== Supplied passage ==
*****

The Bombers lost their tenth straight Labour Day Classic on Sunday afternoon by a score of 35-30. At this point of my weekly blog post I usually divulge my thoughts on the game. Today is different. Today, I write about something of greater importance.

I am an extraordinarily passionate Blue Bomber fan. I love my team. I make the 500-kilometer round-trip from Brandon to attend the club’s home games. I almost never miss one. And if I do, you can bet I’m watching on television.

Earlier this year I attended my first Blue Bomber away game in Montreal. Many people were surprised to learn that I’d never attended the Labour Day Classic in Saskatchewan. Hundreds, if not thousands of Bomber fans make the trip annually and for me, a Brandonite, Mosaic Stadium is barely a four-hour drive away. It seems like a no-brainer that I’d take advantage of my proximity to attend an extra Bomber game every year, right? Wrong.

I hate the Labour Day Classic.

I really, really hate the Labour Day Classic.

I always have. It’s possible I always will.

*****

(Element and region data)
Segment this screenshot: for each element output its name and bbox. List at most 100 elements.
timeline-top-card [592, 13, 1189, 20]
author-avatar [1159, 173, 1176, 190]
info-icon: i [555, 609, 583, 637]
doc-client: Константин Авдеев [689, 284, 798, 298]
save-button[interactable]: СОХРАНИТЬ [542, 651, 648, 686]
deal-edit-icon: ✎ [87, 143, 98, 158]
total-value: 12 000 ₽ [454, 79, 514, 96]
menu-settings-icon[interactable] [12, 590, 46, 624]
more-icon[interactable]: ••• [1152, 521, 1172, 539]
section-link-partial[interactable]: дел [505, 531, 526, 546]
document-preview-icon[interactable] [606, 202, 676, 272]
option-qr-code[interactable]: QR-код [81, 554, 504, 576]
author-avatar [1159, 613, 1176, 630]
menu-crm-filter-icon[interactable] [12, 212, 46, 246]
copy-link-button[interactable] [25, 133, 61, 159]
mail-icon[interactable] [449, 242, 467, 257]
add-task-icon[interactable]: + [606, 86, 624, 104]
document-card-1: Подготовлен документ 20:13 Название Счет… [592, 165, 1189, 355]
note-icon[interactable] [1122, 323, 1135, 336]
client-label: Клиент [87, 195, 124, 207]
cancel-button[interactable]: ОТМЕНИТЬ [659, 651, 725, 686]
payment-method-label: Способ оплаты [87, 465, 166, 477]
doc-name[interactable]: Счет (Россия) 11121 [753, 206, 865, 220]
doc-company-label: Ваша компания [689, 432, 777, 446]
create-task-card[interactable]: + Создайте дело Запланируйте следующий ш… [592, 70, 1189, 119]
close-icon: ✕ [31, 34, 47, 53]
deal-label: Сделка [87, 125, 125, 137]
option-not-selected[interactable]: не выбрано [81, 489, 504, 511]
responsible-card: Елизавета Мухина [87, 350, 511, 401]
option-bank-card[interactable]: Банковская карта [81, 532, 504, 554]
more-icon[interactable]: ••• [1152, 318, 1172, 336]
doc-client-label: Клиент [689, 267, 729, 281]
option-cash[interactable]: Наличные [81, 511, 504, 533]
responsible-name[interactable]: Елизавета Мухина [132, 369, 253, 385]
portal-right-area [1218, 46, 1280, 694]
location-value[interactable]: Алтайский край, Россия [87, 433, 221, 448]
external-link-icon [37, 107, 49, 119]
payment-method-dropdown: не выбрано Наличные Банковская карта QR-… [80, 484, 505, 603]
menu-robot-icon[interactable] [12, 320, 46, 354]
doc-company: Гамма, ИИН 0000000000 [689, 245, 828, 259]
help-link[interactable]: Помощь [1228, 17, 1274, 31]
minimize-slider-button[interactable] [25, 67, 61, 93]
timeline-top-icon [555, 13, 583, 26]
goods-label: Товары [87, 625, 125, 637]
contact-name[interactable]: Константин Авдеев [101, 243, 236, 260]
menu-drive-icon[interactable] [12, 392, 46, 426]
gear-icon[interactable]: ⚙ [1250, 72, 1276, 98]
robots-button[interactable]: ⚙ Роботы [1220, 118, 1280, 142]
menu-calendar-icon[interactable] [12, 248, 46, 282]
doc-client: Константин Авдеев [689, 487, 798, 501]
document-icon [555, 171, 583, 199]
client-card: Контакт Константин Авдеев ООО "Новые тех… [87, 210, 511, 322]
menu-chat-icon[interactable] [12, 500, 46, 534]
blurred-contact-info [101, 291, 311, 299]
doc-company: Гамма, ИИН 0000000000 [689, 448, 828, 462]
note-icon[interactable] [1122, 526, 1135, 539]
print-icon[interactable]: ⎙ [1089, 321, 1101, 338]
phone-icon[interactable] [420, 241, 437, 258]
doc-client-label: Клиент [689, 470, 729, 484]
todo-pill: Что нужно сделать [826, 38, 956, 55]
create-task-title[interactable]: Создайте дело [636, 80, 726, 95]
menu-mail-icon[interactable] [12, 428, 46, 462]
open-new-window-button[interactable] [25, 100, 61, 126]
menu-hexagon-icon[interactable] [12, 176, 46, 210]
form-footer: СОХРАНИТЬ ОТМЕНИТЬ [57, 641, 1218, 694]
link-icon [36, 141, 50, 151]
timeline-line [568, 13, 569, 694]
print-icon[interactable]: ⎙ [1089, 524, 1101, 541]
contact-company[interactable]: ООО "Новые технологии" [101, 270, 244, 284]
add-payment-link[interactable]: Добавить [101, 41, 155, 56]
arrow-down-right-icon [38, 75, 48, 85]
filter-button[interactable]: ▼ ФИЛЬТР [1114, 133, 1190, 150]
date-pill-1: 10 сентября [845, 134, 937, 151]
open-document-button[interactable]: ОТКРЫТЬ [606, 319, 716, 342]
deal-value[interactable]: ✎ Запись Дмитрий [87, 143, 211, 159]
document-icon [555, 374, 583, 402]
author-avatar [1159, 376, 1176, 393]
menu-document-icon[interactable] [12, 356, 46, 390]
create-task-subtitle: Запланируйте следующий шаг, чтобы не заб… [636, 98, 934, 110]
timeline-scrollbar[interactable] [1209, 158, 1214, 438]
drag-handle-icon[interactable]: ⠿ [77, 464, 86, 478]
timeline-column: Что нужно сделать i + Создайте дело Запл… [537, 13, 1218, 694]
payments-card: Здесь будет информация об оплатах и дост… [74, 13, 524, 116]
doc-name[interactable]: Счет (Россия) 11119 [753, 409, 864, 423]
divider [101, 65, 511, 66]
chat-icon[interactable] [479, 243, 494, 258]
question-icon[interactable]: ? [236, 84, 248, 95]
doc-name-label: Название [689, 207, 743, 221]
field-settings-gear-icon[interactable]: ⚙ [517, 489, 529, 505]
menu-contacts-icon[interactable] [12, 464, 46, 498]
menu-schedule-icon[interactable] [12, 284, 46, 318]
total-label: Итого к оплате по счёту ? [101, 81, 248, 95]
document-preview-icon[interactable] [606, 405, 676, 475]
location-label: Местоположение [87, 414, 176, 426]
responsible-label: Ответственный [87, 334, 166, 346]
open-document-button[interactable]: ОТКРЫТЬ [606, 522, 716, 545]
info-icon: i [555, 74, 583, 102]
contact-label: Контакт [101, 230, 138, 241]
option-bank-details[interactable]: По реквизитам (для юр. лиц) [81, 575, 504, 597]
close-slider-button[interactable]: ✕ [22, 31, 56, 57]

*****

Reproduce the Labour Day Classic post word for word, everything from "Earlier this year" down to "year, right? Wrong.".

Earlier this year I attended my first Blue Bomber away game in Montreal. Many people were surprised to learn that I’d never attended the Labour Day Classic in Saskatchewan. Hundreds, if not thousands of Bomber fans make the trip annually and for me, a Brandonite, Mosaic Stadium is barely a four-hour drive away. It seems like a no-brainer that I’d take advantage of my proximity to attend an extra Bomber game every year, right? Wrong.